◆ Given task
Write out everything from the start of the lines below down to the line containing "page-5-button[interactable]: 5 —", including both ends.

Lines of data:
⟨

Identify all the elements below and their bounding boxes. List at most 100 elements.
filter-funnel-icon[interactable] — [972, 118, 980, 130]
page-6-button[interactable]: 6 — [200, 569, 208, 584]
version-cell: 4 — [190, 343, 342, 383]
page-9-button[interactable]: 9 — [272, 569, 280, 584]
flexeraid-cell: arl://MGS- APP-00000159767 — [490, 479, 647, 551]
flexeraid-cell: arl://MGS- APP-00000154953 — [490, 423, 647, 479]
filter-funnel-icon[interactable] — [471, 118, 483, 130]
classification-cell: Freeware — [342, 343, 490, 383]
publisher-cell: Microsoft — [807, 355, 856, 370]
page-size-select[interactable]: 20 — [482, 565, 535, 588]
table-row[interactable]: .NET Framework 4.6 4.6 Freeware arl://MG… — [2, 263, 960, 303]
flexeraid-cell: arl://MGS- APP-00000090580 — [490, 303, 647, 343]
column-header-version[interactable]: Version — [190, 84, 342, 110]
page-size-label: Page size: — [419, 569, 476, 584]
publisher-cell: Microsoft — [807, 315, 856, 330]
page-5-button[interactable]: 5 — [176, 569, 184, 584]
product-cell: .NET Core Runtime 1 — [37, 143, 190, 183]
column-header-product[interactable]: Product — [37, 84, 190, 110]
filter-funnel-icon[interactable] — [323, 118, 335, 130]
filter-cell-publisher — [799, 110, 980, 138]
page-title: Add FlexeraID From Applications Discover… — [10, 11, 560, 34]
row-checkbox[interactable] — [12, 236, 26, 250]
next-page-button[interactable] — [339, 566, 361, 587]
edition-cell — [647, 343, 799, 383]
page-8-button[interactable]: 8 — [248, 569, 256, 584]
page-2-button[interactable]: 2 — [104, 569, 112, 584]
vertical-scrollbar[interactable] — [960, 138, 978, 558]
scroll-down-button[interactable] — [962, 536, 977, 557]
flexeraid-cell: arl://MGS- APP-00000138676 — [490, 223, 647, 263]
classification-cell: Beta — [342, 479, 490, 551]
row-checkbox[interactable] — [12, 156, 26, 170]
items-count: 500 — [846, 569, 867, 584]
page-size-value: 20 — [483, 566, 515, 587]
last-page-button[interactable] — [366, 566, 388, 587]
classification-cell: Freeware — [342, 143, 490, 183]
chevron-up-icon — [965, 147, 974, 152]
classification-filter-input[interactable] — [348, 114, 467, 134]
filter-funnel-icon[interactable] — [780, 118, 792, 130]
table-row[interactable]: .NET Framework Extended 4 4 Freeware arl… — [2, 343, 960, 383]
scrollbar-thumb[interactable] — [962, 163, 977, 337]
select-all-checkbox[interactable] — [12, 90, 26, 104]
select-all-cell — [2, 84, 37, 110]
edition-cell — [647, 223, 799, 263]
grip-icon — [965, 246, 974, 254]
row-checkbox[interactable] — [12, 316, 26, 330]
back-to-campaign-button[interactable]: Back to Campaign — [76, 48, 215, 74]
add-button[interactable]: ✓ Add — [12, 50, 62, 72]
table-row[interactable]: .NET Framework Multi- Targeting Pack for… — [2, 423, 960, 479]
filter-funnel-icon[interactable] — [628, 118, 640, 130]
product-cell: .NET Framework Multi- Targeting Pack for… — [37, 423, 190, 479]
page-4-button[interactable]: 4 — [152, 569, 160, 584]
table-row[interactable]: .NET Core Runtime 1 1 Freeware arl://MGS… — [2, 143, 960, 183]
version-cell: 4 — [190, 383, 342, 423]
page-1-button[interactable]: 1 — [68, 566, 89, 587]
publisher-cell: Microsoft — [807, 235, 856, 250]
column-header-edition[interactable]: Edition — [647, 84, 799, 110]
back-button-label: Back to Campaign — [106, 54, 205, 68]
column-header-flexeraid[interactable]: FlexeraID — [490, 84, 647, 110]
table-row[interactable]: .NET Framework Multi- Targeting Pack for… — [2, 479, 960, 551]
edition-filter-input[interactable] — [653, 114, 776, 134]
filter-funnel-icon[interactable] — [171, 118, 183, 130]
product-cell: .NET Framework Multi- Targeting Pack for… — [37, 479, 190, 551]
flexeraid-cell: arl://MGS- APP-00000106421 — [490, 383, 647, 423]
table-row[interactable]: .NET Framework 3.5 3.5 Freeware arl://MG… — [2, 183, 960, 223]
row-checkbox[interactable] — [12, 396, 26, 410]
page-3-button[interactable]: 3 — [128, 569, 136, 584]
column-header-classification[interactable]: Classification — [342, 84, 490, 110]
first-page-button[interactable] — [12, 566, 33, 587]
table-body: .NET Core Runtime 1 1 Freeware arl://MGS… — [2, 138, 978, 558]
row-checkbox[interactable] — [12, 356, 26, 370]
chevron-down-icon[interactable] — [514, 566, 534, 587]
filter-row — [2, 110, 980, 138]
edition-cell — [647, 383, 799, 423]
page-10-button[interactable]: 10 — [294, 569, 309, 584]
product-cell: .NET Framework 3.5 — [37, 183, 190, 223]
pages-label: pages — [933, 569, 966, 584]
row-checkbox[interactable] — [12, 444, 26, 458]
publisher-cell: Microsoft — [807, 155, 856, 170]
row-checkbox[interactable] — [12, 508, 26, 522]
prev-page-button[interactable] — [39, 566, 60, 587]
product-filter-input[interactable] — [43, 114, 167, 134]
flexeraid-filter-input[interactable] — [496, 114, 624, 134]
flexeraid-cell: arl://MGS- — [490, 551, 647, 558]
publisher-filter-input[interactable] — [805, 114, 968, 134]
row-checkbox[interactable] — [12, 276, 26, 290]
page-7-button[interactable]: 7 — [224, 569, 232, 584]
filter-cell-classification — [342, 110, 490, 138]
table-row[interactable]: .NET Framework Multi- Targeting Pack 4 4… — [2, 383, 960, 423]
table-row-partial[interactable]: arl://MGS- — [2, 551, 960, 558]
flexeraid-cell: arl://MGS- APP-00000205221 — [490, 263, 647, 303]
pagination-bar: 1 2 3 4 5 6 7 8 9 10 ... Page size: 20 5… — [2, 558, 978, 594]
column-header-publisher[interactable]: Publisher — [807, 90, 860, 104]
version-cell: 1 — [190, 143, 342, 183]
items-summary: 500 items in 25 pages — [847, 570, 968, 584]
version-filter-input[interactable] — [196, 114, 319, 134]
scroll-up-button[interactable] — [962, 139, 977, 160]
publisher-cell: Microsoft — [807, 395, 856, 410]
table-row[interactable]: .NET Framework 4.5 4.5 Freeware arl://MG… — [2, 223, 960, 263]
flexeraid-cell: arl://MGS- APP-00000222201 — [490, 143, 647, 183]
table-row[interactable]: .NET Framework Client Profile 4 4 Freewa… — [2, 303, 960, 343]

⟩

◆ Answer to the exercise
Identify all the elements below and their bounding boxes. List at most 100 elements.
filter-funnel-icon[interactable] — [972, 118, 980, 130]
page-6-button[interactable]: 6 — [200, 569, 208, 584]
version-cell: 4 — [190, 343, 342, 383]
page-9-button[interactable]: 9 — [272, 569, 280, 584]
flexeraid-cell: arl://MGS- APP-00000159767 — [490, 479, 647, 551]
flexeraid-cell: arl://MGS- APP-00000154953 — [490, 423, 647, 479]
filter-funnel-icon[interactable] — [471, 118, 483, 130]
classification-cell: Freeware — [342, 343, 490, 383]
publisher-cell: Microsoft — [807, 355, 856, 370]
page-size-select[interactable]: 20 — [482, 565, 535, 588]
table-row[interactable]: .NET Framework 4.6 4.6 Freeware arl://MG… — [2, 263, 960, 303]
flexeraid-cell: arl://MGS- APP-00000090580 — [490, 303, 647, 343]
column-header-version[interactable]: Version — [190, 84, 342, 110]
page-size-label: Page size: — [419, 569, 476, 584]
publisher-cell: Microsoft — [807, 315, 856, 330]
page-5-button[interactable]: 5 — [176, 569, 184, 584]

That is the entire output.